> Written instruction:
In the records that follow, show each line where the word "from" is present.

------ Data to use ------

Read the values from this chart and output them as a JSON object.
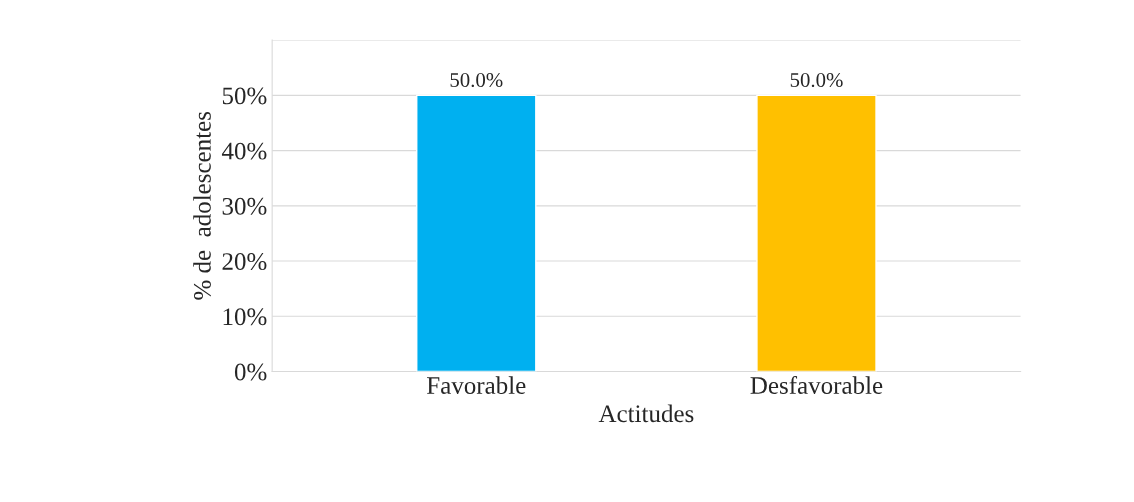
{
  "chart_data": {
    "type": "bar",
    "xlabel": "Actitudes",
    "ylabel": "% de  adolescentes",
    "categories": [
      "Favorable",
      "Desfavorable"
    ],
    "values": [
      50.0,
      50.0
    ],
    "colors": [
      "#00b0f0",
      "#ffc000"
    ],
    "value_labels": [
      "50.0%",
      "50.0%"
    ],
    "ylim": [
      0,
      60
    ],
    "yticks": [
      {
        "value": 0,
        "label": "0%"
      },
      {
        "value": 10,
        "label": "10%"
      },
      {
        "value": 20,
        "label": "20%"
      },
      {
        "value": 30,
        "label": "30%"
      },
      {
        "value": 40,
        "label": "40%"
      },
      {
        "value": 50,
        "label": "50%"
      },
      {
        "value": 60,
        "label": null
      }
    ],
    "grid": "y"
  }
}
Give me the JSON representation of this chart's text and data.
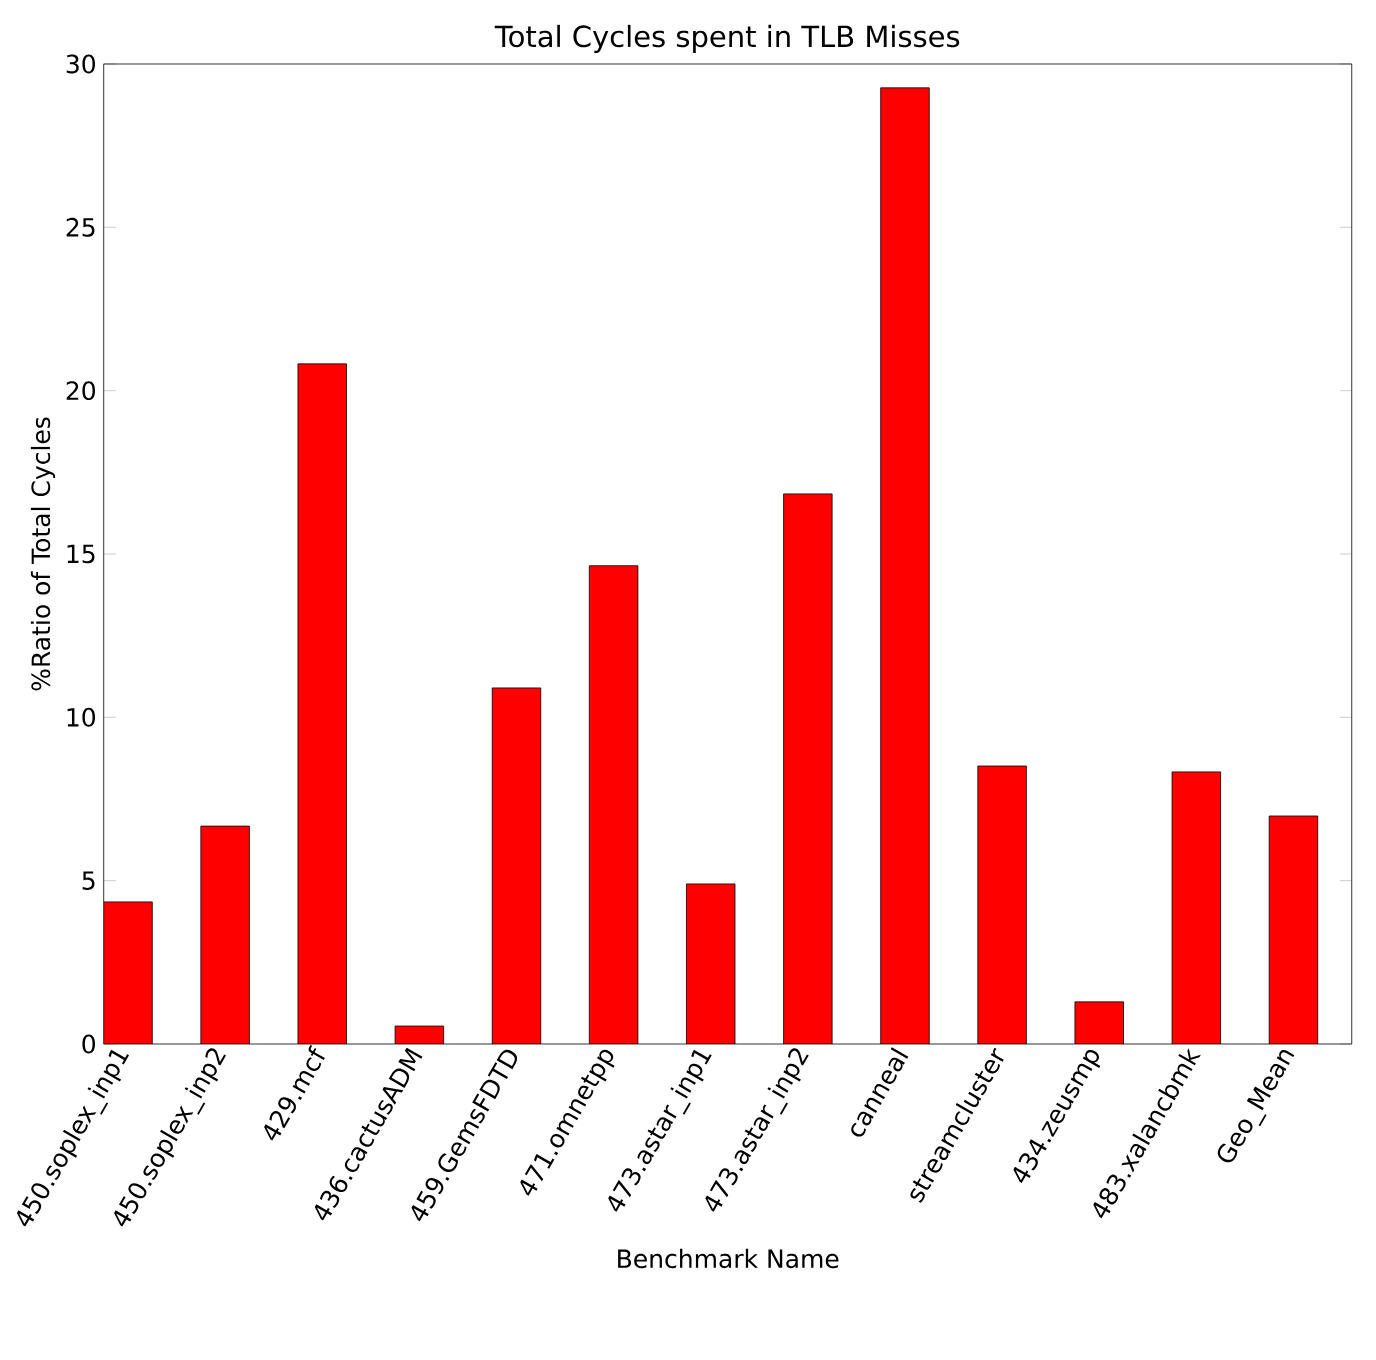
{
  "chart_data": {
    "type": "bar",
    "title": "Total Cycles spent in TLB Misses",
    "xlabel": "Benchmark Name",
    "ylabel": "%Ratio of Total Cycles",
    "categories": [
      "450.soplex_inp1",
      "450.soplex_inp2",
      "429.mcf",
      "436.cactusADM",
      "459.GemsFDTD",
      "471.omnetpp",
      "473.astar_inp1",
      "473.astar_inp2",
      "canneal",
      "streamcluster",
      "434.zeusmp",
      "483.xalancbmk",
      "Geo_Mean"
    ],
    "values": [
      4.35,
      6.67,
      20.82,
      0.55,
      10.9,
      14.64,
      4.9,
      16.84,
      29.27,
      8.51,
      1.29,
      8.33,
      6.98
    ],
    "color": "#ff0000",
    "ylim": [
      0,
      30
    ],
    "yticks": [
      0,
      5,
      10,
      15,
      20,
      25,
      30
    ]
  }
}
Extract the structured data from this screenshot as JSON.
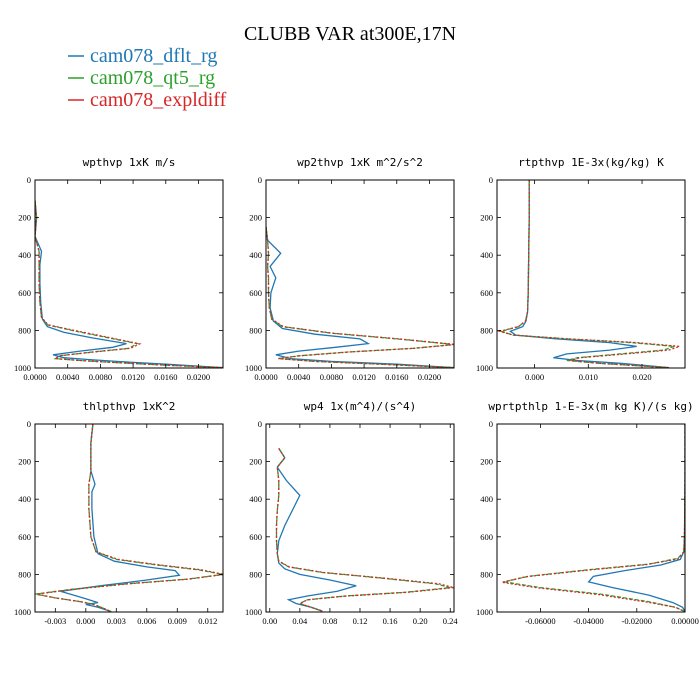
{
  "figure_title": "CLUBB VAR at300E,17N",
  "legend": [
    {
      "label": "cam078_dflt_rg",
      "color": "#1f77b4",
      "dash": ""
    },
    {
      "label": "cam078_qt5_rg",
      "color": "#2ca02c",
      "dash": "4,2"
    },
    {
      "label": "cam078_expldiff",
      "color": "#d62728",
      "dash": "2,2"
    }
  ],
  "chart_data": [
    {
      "type": "line",
      "title": "wpthvp   1xK m/s",
      "xlim": [
        0.0,
        0.023
      ],
      "ylim": [
        1000,
        0
      ],
      "xticks": [
        0.0,
        0.004,
        0.008,
        0.012,
        0.016,
        0.02
      ],
      "xticklabels": [
        "0.0000",
        "0.0040",
        "0.0080",
        "0.0120",
        "0.0160",
        "0.0200"
      ],
      "yticks": [
        0,
        200,
        400,
        600,
        800,
        1000
      ],
      "series": [
        {
          "color": "#1f77b4",
          "dash": "",
          "x": [
            0.0,
            0.0002,
            0.0,
            0.0008,
            0.0006,
            0.0006,
            0.0007,
            0.0009,
            0.0015,
            0.0035,
            0.007,
            0.0112,
            0.0095,
            0.0055,
            0.0022,
            0.0035,
            0.0065,
            0.01,
            0.016,
            0.023
          ],
          "y": [
            110,
            200,
            300,
            380,
            450,
            550,
            650,
            740,
            780,
            810,
            840,
            870,
            890,
            910,
            930,
            945,
            955,
            965,
            980,
            998
          ]
        },
        {
          "color": "#2ca02c",
          "dash": "4,2",
          "x": [
            0.0,
            0.0002,
            0.0,
            0.0005,
            0.0005,
            0.0005,
            0.0006,
            0.0008,
            0.0015,
            0.0045,
            0.009,
            0.0125,
            0.0115,
            0.007,
            0.003,
            0.0025,
            0.0055,
            0.0095,
            0.016,
            0.023
          ],
          "y": [
            110,
            200,
            300,
            380,
            450,
            550,
            650,
            730,
            770,
            800,
            840,
            870,
            895,
            915,
            935,
            950,
            960,
            970,
            985,
            998
          ]
        },
        {
          "color": "#d62728",
          "dash": "2,2",
          "x": [
            0.0,
            0.0002,
            0.0,
            0.0005,
            0.0005,
            0.0005,
            0.0006,
            0.0008,
            0.0016,
            0.0048,
            0.0093,
            0.0128,
            0.0117,
            0.0072,
            0.003,
            0.0025,
            0.0055,
            0.0095,
            0.016,
            0.023
          ],
          "y": [
            110,
            200,
            300,
            380,
            450,
            550,
            650,
            730,
            770,
            800,
            840,
            872,
            895,
            915,
            935,
            950,
            960,
            970,
            985,
            998
          ]
        }
      ]
    },
    {
      "type": "line",
      "title": "wp2thvp   1xK m^2/s^2",
      "xlim": [
        0.0,
        0.023
      ],
      "ylim": [
        1000,
        0
      ],
      "xticks": [
        0.0,
        0.004,
        0.008,
        0.012,
        0.016,
        0.02
      ],
      "xticklabels": [
        "0.0000",
        "0.0040",
        "0.0080",
        "0.0120",
        "0.0160",
        "0.0200"
      ],
      "yticks": [
        0,
        200,
        400,
        600,
        800,
        1000
      ],
      "series": [
        {
          "color": "#1f77b4",
          "dash": "",
          "x": [
            0.0,
            0.0002,
            0.0018,
            0.0005,
            0.0012,
            0.0006,
            0.0005,
            0.0009,
            0.002,
            0.006,
            0.0115,
            0.0125,
            0.0085,
            0.004,
            0.0012,
            0.003,
            0.008,
            0.016,
            0.023
          ],
          "y": [
            250,
            320,
            390,
            460,
            520,
            600,
            680,
            750,
            790,
            820,
            845,
            870,
            890,
            910,
            930,
            950,
            965,
            980,
            998
          ]
        },
        {
          "color": "#2ca02c",
          "dash": "4,2",
          "x": [
            0.0,
            0.0002,
            0.0003,
            0.0002,
            0.0003,
            0.0003,
            0.0004,
            0.0007,
            0.002,
            0.008,
            0.016,
            0.023,
            0.018,
            0.01,
            0.004,
            0.0015,
            0.006,
            0.014,
            0.023
          ],
          "y": [
            250,
            320,
            390,
            460,
            520,
            600,
            680,
            740,
            780,
            815,
            845,
            875,
            895,
            915,
            935,
            950,
            965,
            980,
            998
          ]
        },
        {
          "color": "#d62728",
          "dash": "2,2",
          "x": [
            0.0,
            0.0002,
            0.0003,
            0.0002,
            0.0003,
            0.0003,
            0.0004,
            0.0007,
            0.0021,
            0.0082,
            0.0163,
            0.0232,
            0.0182,
            0.0102,
            0.0042,
            0.0015,
            0.006,
            0.014,
            0.023
          ],
          "y": [
            250,
            320,
            390,
            460,
            520,
            600,
            680,
            740,
            780,
            815,
            845,
            875,
            895,
            915,
            935,
            950,
            965,
            980,
            998
          ]
        }
      ]
    },
    {
      "type": "line",
      "title": "rtpthvp   1E-3x(kg/kg) K",
      "xlim": [
        -0.007,
        0.028
      ],
      "ylim": [
        1000,
        0
      ],
      "xticks": [
        0.0,
        0.01,
        0.02
      ],
      "xticklabels": [
        "0.000",
        "0.010",
        "0.020"
      ],
      "yticks": [
        0,
        200,
        400,
        600,
        800,
        1000
      ],
      "series": [
        {
          "color": "#1f77b4",
          "dash": "",
          "x": [
            -0.001,
            -0.001,
            -0.0011,
            -0.0012,
            -0.0013,
            -0.0016,
            -0.0022,
            -0.0045,
            -0.0035,
            0.004,
            0.014,
            0.019,
            0.014,
            0.006,
            0.0035,
            0.008,
            0.016,
            0.025
          ],
          "y": [
            0,
            200,
            400,
            600,
            700,
            750,
            780,
            805,
            825,
            845,
            865,
            885,
            905,
            925,
            945,
            960,
            975,
            998
          ]
        },
        {
          "color": "#2ca02c",
          "dash": "4,2",
          "x": [
            -0.001,
            -0.001,
            -0.0011,
            -0.0012,
            -0.0013,
            -0.0017,
            -0.003,
            -0.0062,
            -0.004,
            0.006,
            0.018,
            0.026,
            0.024,
            0.016,
            0.008,
            0.006,
            0.012,
            0.025
          ],
          "y": [
            0,
            200,
            400,
            600,
            700,
            750,
            780,
            805,
            825,
            845,
            865,
            885,
            905,
            925,
            945,
            960,
            975,
            998
          ]
        },
        {
          "color": "#d62728",
          "dash": "2,2",
          "x": [
            -0.001,
            -0.001,
            -0.0011,
            -0.0012,
            -0.0013,
            -0.0017,
            -0.003,
            -0.0065,
            -0.004,
            0.0065,
            0.019,
            0.027,
            0.025,
            0.017,
            0.0085,
            0.0065,
            0.012,
            0.025
          ],
          "y": [
            0,
            200,
            400,
            600,
            700,
            750,
            780,
            805,
            825,
            845,
            865,
            885,
            905,
            925,
            945,
            960,
            975,
            998
          ]
        }
      ]
    },
    {
      "type": "line",
      "title": "thlpthvp   1xK^2",
      "xlim": [
        -0.005,
        0.0135
      ],
      "ylim": [
        1000,
        0
      ],
      "xticks": [
        -0.003,
        0.0,
        0.003,
        0.006,
        0.009,
        0.012
      ],
      "xticklabels": [
        "-0.003",
        "0.000",
        "0.003",
        "0.006",
        "0.009",
        "0.012"
      ],
      "yticks": [
        0,
        200,
        400,
        600,
        800,
        1000
      ],
      "series": [
        {
          "color": "#1f77b4",
          "dash": "",
          "x": [
            0.0007,
            0.0005,
            0.0005,
            0.0009,
            0.0006,
            0.0006,
            0.0008,
            0.0012,
            0.0028,
            0.006,
            0.0088,
            0.0092,
            0.006,
            0.0015,
            -0.0025,
            -0.0012,
            0.0,
            0.0012,
            0.0,
            0.0012,
            0.0025
          ],
          "y": [
            0,
            100,
            250,
            320,
            360,
            450,
            600,
            690,
            730,
            760,
            780,
            805,
            830,
            860,
            890,
            910,
            930,
            950,
            960,
            975,
            998
          ]
        },
        {
          "color": "#2ca02c",
          "dash": "4,2",
          "x": [
            0.0007,
            0.0005,
            0.0005,
            0.0003,
            0.0003,
            0.0003,
            0.0005,
            0.001,
            0.003,
            0.007,
            0.011,
            0.0135,
            0.01,
            0.004,
            -0.0015,
            -0.005,
            -0.003,
            -0.0005,
            0.0008,
            0.0015,
            0.0025
          ],
          "y": [
            0,
            100,
            250,
            320,
            360,
            450,
            600,
            680,
            720,
            750,
            775,
            800,
            825,
            850,
            880,
            905,
            925,
            945,
            960,
            975,
            998
          ]
        },
        {
          "color": "#d62728",
          "dash": "2,2",
          "x": [
            0.0007,
            0.0005,
            0.0005,
            0.0003,
            0.0003,
            0.0003,
            0.0005,
            0.001,
            0.0032,
            0.0073,
            0.0113,
            0.0136,
            0.0102,
            0.0042,
            -0.0013,
            -0.0048,
            -0.003,
            -0.0005,
            0.0008,
            0.0015,
            0.0025
          ],
          "y": [
            0,
            100,
            250,
            320,
            360,
            450,
            600,
            680,
            720,
            750,
            775,
            800,
            825,
            850,
            880,
            905,
            925,
            945,
            960,
            975,
            998
          ]
        }
      ]
    },
    {
      "type": "line",
      "title": "wp4   1x(m^4)/(s^4)",
      "xlim": [
        -0.005,
        0.245
      ],
      "ylim": [
        1000,
        0
      ],
      "xticks": [
        0.0,
        0.04,
        0.08,
        0.12,
        0.16,
        0.2,
        0.24
      ],
      "xticklabels": [
        "0.00",
        "0.04",
        "0.08",
        "0.12",
        "0.16",
        "0.20",
        "0.24"
      ],
      "yticks": [
        0,
        200,
        400,
        600,
        800,
        1000
      ],
      "series": [
        {
          "color": "#1f77b4",
          "dash": "",
          "x": [
            0.012,
            0.02,
            0.01,
            0.022,
            0.04,
            0.03,
            0.02,
            0.012,
            0.01,
            0.012,
            0.02,
            0.04,
            0.08,
            0.115,
            0.09,
            0.05,
            0.025,
            0.035,
            0.055,
            0.07
          ],
          "y": [
            130,
            180,
            230,
            300,
            380,
            460,
            540,
            620,
            690,
            740,
            770,
            800,
            830,
            860,
            890,
            915,
            935,
            955,
            975,
            995
          ]
        },
        {
          "color": "#2ca02c",
          "dash": "4,2",
          "x": [
            0.012,
            0.02,
            0.01,
            0.012,
            0.012,
            0.01,
            0.009,
            0.009,
            0.01,
            0.012,
            0.025,
            0.07,
            0.15,
            0.22,
            0.24,
            0.18,
            0.1,
            0.05,
            0.04,
            0.055,
            0.07
          ],
          "y": [
            130,
            180,
            230,
            300,
            380,
            460,
            540,
            620,
            690,
            730,
            760,
            790,
            820,
            850,
            870,
            895,
            915,
            935,
            955,
            975,
            995
          ]
        },
        {
          "color": "#d62728",
          "dash": "2,2",
          "x": [
            0.012,
            0.02,
            0.01,
            0.012,
            0.012,
            0.01,
            0.009,
            0.009,
            0.01,
            0.012,
            0.026,
            0.072,
            0.153,
            0.225,
            0.245,
            0.183,
            0.102,
            0.05,
            0.04,
            0.055,
            0.07
          ],
          "y": [
            130,
            180,
            230,
            300,
            380,
            460,
            540,
            620,
            690,
            730,
            760,
            790,
            820,
            850,
            870,
            895,
            915,
            935,
            955,
            975,
            995
          ]
        }
      ]
    },
    {
      "type": "line",
      "title": "wprtpthlp   1-E-3x(m kg K)/(s kg)",
      "xlim": [
        -0.078,
        0.0
      ],
      "ylim": [
        1000,
        0
      ],
      "xticks": [
        -0.06,
        -0.04,
        -0.02,
        0.0
      ],
      "xticklabels": [
        "-0.06000",
        "-0.04000",
        "-0.02000",
        "0.00000"
      ],
      "yticks": [
        0,
        200,
        400,
        600,
        800,
        1000
      ],
      "series": [
        {
          "color": "#1f77b4",
          "dash": "",
          "x": [
            0.0,
            0.0,
            -0.0002,
            -0.0005,
            -0.002,
            -0.01,
            -0.025,
            -0.038,
            -0.04,
            -0.03,
            -0.015,
            -0.005,
            -0.001,
            0.0
          ],
          "y": [
            0,
            300,
            600,
            680,
            720,
            750,
            780,
            810,
            840,
            870,
            910,
            950,
            975,
            998
          ]
        },
        {
          "color": "#2ca02c",
          "dash": "4,2",
          "x": [
            0.0,
            0.0,
            -0.0002,
            -0.0005,
            -0.003,
            -0.015,
            -0.04,
            -0.065,
            -0.075,
            -0.06,
            -0.035,
            -0.015,
            -0.004,
            0.0
          ],
          "y": [
            0,
            300,
            600,
            680,
            715,
            745,
            775,
            810,
            840,
            870,
            905,
            945,
            975,
            998
          ]
        },
        {
          "color": "#d62728",
          "dash": "2,2",
          "x": [
            0.0,
            0.0,
            -0.0002,
            -0.0005,
            -0.003,
            -0.016,
            -0.041,
            -0.066,
            -0.076,
            -0.061,
            -0.036,
            -0.016,
            -0.004,
            0.0
          ],
          "y": [
            0,
            300,
            600,
            680,
            718,
            748,
            778,
            812,
            842,
            872,
            907,
            947,
            975,
            998
          ]
        }
      ]
    }
  ]
}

------

> Written solution:
Read the values from this chart and output them as a JSON object.
Extract the structured data from this screenshot as JSON.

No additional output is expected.